— Start —
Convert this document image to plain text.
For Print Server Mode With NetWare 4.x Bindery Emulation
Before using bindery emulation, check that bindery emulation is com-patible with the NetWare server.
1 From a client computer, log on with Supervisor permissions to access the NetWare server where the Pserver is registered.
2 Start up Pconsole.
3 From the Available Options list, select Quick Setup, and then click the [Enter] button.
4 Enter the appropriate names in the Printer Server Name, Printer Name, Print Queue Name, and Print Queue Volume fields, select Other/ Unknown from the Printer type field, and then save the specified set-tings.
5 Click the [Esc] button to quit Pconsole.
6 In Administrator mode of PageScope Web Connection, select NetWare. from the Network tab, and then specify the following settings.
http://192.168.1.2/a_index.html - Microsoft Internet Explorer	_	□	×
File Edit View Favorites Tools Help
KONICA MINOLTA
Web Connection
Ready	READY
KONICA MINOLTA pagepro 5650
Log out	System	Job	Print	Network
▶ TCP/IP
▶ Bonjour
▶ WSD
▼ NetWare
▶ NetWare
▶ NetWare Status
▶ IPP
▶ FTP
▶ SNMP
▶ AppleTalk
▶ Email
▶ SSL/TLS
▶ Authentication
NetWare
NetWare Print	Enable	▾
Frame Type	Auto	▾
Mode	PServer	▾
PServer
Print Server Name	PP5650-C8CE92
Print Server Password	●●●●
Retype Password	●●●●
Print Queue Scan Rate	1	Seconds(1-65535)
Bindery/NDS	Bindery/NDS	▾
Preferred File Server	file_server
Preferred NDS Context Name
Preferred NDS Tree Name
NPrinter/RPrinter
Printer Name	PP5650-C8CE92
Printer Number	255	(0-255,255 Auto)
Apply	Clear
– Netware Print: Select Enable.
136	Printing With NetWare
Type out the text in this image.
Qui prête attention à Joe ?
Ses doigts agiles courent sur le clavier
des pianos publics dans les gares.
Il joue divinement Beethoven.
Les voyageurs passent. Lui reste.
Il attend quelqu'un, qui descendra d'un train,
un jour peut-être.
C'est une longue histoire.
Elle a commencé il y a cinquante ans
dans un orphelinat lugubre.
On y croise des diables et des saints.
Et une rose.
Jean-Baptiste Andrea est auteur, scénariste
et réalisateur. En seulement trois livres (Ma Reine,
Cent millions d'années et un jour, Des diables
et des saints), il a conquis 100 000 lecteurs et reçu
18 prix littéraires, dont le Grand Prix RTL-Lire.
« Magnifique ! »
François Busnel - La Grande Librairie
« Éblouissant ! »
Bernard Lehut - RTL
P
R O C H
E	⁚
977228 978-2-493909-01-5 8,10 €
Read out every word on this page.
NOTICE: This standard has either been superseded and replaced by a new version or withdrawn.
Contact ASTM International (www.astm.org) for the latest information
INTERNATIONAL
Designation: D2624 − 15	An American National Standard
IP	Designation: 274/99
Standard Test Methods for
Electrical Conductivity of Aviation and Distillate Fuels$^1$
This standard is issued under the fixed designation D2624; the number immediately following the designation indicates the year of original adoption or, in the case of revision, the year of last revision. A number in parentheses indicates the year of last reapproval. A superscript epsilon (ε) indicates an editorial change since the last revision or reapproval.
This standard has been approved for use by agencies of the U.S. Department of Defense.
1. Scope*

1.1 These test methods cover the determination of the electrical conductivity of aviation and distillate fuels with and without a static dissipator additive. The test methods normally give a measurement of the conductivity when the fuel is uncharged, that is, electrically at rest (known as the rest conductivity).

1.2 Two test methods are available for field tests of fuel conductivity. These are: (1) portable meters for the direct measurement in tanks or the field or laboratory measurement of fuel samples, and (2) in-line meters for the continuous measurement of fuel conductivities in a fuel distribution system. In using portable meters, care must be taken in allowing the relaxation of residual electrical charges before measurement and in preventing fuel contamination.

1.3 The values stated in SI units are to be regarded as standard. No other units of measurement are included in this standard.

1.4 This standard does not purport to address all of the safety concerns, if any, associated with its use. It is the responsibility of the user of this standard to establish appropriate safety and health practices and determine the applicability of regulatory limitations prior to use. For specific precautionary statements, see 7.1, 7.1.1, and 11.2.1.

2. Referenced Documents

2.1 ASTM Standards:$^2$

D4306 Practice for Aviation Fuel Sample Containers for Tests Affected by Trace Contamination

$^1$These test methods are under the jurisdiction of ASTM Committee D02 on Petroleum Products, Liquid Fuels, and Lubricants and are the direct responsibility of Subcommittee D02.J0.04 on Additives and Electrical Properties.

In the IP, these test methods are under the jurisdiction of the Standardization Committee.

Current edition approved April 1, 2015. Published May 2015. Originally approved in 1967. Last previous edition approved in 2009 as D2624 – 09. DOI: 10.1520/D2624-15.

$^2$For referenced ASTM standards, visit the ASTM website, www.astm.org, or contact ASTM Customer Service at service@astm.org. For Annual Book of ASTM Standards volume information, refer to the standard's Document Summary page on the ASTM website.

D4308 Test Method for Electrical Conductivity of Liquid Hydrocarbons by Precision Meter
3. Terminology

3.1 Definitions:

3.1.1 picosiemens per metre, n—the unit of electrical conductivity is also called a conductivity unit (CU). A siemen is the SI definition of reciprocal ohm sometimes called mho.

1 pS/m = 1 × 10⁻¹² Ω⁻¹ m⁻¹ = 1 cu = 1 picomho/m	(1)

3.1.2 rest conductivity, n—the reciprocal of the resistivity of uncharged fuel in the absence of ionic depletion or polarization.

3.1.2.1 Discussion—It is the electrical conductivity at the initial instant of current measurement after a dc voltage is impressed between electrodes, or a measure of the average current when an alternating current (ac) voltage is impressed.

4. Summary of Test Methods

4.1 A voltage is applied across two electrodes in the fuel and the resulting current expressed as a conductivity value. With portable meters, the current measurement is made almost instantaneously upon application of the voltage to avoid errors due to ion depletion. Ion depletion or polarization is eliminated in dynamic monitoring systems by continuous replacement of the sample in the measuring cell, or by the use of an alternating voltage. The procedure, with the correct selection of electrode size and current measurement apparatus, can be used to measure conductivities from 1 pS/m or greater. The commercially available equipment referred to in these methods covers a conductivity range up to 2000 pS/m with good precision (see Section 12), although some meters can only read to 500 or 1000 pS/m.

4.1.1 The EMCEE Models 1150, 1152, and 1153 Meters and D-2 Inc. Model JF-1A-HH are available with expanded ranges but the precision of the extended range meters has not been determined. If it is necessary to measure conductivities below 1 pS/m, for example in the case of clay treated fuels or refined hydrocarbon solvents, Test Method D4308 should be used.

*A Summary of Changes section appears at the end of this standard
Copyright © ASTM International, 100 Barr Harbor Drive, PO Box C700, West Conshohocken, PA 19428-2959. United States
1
— End —
Your task is to retype all the records above with nothing left out.

Convert this document image to plain text.
For Print Server Mode With NetWare 4.x Bindery Emulation
Before using bindery emulation, check that bindery emulation is com-patible with the NetWare server.
1 From a client computer, log on with Supervisor permissions to access the NetWare server where the Pserver is registered.
2 Start up Pconsole.
3 From the Available Options list, select Quick Setup, and then click the [Enter] button.
4 Enter the appropriate names in the Printer Server Name, Printer Name, Print Queue Name, and Print Queue Volume fields, select Other/ Unknown from the Printer type field, and then save the specified set-tings.
5 Click the [Esc] button to quit Pconsole.
6 In Administrator mode of PageScope Web Connection, select NetWare. from the Network tab, and then specify the following settings.
http://192.168.1.2/a_index.html - Microsoft Internet Explorer	_	□	×
File Edit View Favorites Tools Help
KONICA MINOLTA
Web Connection
Ready	READY
KONICA MINOLTA pagepro 5650
Log out	System	Job	Print	Network
▶ TCP/IP
▶ Bonjour
▶ WSD
▼ NetWare
▶ NetWare
▶ NetWare Status
▶ IPP
▶ FTP
▶ SNMP
▶ AppleTalk
▶ Email
▶ SSL/TLS
▶ Authentication
NetWare
NetWare Print	Enable	▾
Frame Type	Auto	▾
Mode	PServer	▾
PServer
Print Server Name	PP5650-C8CE92
Print Server Password	●●●●
Retype Password	●●●●
Print Queue Scan Rate	1	Seconds(1-65535)
Bindery/NDS	Bindery/NDS	▾
Preferred File Server	file_server
Preferred NDS Context Name
Preferred NDS Tree Name
NPrinter/RPrinter
Printer Name	PP5650-C8CE92
Printer Number	255	(0-255,255 Auto)
Apply	Clear
– Netware Print: Select Enable.
136	Printing With NetWare
Type out the text in this image.
Qui prête attention à Joe ?
Ses doigts agiles courent sur le clavier
des pianos publics dans les gares.
Il joue divinement Beethoven.
Les voyageurs passent. Lui reste.
Il attend quelqu'un, qui descendra d'un train,
un jour peut-être.
C'est une longue histoire.
Elle a commencé il y a cinquante ans
dans un orphelinat lugubre.
On y croise des diables et des saints.
Et une rose.
Jean-Baptiste Andrea est auteur, scénariste
et réalisateur. En seulement trois livres (Ma Reine,
Cent millions d'années et un jour, Des diables
et des saints), il a conquis 100 000 lecteurs et reçu
18 prix littéraires, dont le Grand Prix RTL-Lire.
« Magnifique ! »
François Busnel - La Grande Librairie
« Éblouissant ! »
Bernard Lehut - RTL
P
R O C H
E	⁚
977228 978-2-493909-01-5 8,10 €
Read out every word on this page.
NOTICE: This standard has either been superseded and replaced by a new version or withdrawn.
Contact ASTM International (www.astm.org) for the latest information
INTERNATIONAL
Designation: D2624 − 15	An American National Standard
IP	Designation: 274/99
Standard Test Methods for
Electrical Conductivity of Aviation and Distillate Fuels$^1$
This standard is issued under the fixed designation D2624; the number immediately following the designation indicates the year of original adoption or, in the case of revision, the year of last revision. A number in parentheses indicates the year of last reapproval. A superscript epsilon (ε) indicates an editorial change since the last revision or reapproval.
This standard has been approved for use by agencies of the U.S. Department of Defense.
1. Scope*

1.1 These test methods cover the determination of the electrical conductivity of aviation and distillate fuels with and without a static dissipator additive. The test methods normally give a measurement of the conductivity when the fuel is uncharged, that is, electrically at rest (known as the rest conductivity).

1.2 Two test methods are available for field tests of fuel conductivity. These are: (1) portable meters for the direct measurement in tanks or the field or laboratory measurement of fuel samples, and (2) in-line meters for the continuous measurement of fuel conductivities in a fuel distribution system. In using portable meters, care must be taken in allowing the relaxation of residual electrical charges before measurement and in preventing fuel contamination.

1.3 The values stated in SI units are to be regarded as standard. No other units of measurement are included in this standard.

1.4 This standard does not purport to address all of the safety concerns, if any, associated with its use. It is the responsibility of the user of this standard to establish appropriate safety and health practices and determine the applicability of regulatory limitations prior to use. For specific precautionary statements, see 7.1, 7.1.1, and 11.2.1.

2. Referenced Documents

2.1 ASTM Standards:$^2$

D4306 Practice for Aviation Fuel Sample Containers for Tests Affected by Trace Contamination

$^1$These test methods are under the jurisdiction of ASTM Committee D02 on Petroleum Products, Liquid Fuels, and Lubricants and are the direct responsibility of Subcommittee D02.J0.04 on Additives and Electrical Properties.

In the IP, these test methods are under the jurisdiction of the Standardization Committee.

Current edition approved April 1, 2015. Published May 2015. Originally approved in 1967. Last previous edition approved in 2009 as D2624 – 09. DOI: 10.1520/D2624-15.

$^2$For referenced ASTM standards, visit the ASTM website, www.astm.org, or contact ASTM Customer Service at service@astm.org. For Annual Book of ASTM Standards volume information, refer to the standard's Document Summary page on the ASTM website.

D4308 Test Method for Electrical Conductivity of Liquid Hydrocarbons by Precision Meter
3. Terminology

3.1 Definitions:

3.1.1 picosiemens per metre, n—the unit of electrical conductivity is also called a conductivity unit (CU). A siemen is the SI definition of reciprocal ohm sometimes called mho.

1 pS/m = 1 × 10⁻¹² Ω⁻¹ m⁻¹ = 1 cu = 1 picomho/m	(1)

3.1.2 rest conductivity, n—the reciprocal of the resistivity of uncharged fuel in the absence of ionic depletion or polarization.

3.1.2.1 Discussion—It is the electrical conductivity at the initial instant of current measurement after a dc voltage is impressed between electrodes, or a measure of the average current when an alternating current (ac) voltage is impressed.

4. Summary of Test Methods

4.1 A voltage is applied across two electrodes in the fuel and the resulting current expressed as a conductivity value. With portable meters, the current measurement is made almost instantaneously upon application of the voltage to avoid errors due to ion depletion. Ion depletion or polarization is eliminated in dynamic monitoring systems by continuous replacement of the sample in the measuring cell, or by the use of an alternating voltage. The procedure, with the correct selection of electrode size and current measurement apparatus, can be used to measure conductivities from 1 pS/m or greater. The commercially available equipment referred to in these methods covers a conductivity range up to 2000 pS/m with good precision (see Section 12), although some meters can only read to 500 or 1000 pS/m.

4.1.1 The EMCEE Models 1150, 1152, and 1153 Meters and D-2 Inc. Model JF-1A-HH are available with expanded ranges but the precision of the extended range meters has not been determined. If it is necessary to measure conductivities below 1 pS/m, for example in the case of clay treated fuels or refined hydrocarbon solvents, Test Method D4308 should be used.

*A Summary of Changes section appears at the end of this standard
Copyright © ASTM International, 100 Barr Harbor Drive, PO Box C700, West Conshohocken, PA 19428-2959. United States
1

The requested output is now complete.